* Task prompt *
Are you able to quote each entry exactly as written?

* Collected data *

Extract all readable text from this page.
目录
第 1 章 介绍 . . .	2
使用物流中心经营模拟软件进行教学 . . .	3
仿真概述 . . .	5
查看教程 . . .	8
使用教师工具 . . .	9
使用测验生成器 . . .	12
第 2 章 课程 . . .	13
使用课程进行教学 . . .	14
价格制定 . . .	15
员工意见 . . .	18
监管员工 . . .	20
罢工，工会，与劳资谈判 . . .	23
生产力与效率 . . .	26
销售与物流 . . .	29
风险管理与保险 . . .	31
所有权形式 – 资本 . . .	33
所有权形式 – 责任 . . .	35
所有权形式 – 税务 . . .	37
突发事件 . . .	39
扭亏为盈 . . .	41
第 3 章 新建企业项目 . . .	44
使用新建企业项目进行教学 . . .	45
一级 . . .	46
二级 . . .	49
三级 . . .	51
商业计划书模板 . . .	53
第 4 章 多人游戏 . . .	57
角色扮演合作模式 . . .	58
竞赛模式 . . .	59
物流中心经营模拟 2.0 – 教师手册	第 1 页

* The response *
Extract all readable text from this page.
目录
第 1 章 介绍 . . .	2
使用物流中心经营模拟软件进行教学 . . .	3
仿真概述 . . .	5
查看教程 . . .	8
使用教师工具 . . .	9
使用测验生成器 . . .	12
第 2 章 课程 . . .	13
使用课程进行教学 . . .	14
价格制定 . . .	15
员工意见 . . .	18
监管员工 . . .	20
罢工，工会，与劳资谈判 . . .	23
生产力与效率 . . .	26
销售与物流 . . .	29
风险管理与保险 . . .	31
所有权形式 – 资本 . . .	33
所有权形式 – 责任 . . .	35
所有权形式 – 税务 . . .	37
突发事件 . . .	39
扭亏为盈 . . .	41
第 3 章 新建企业项目 . . .	44
使用新建企业项目进行教学 . . .	45
一级 . . .	46
二级 . . .	49
三级 . . .	51
商业计划书模板 . . .	53
第 4 章 多人游戏 . . .	57
角色扮演合作模式 . . .	58
竞赛模式 . . .	59
物流中心经营模拟 2.0 – 教师手册	第 1 页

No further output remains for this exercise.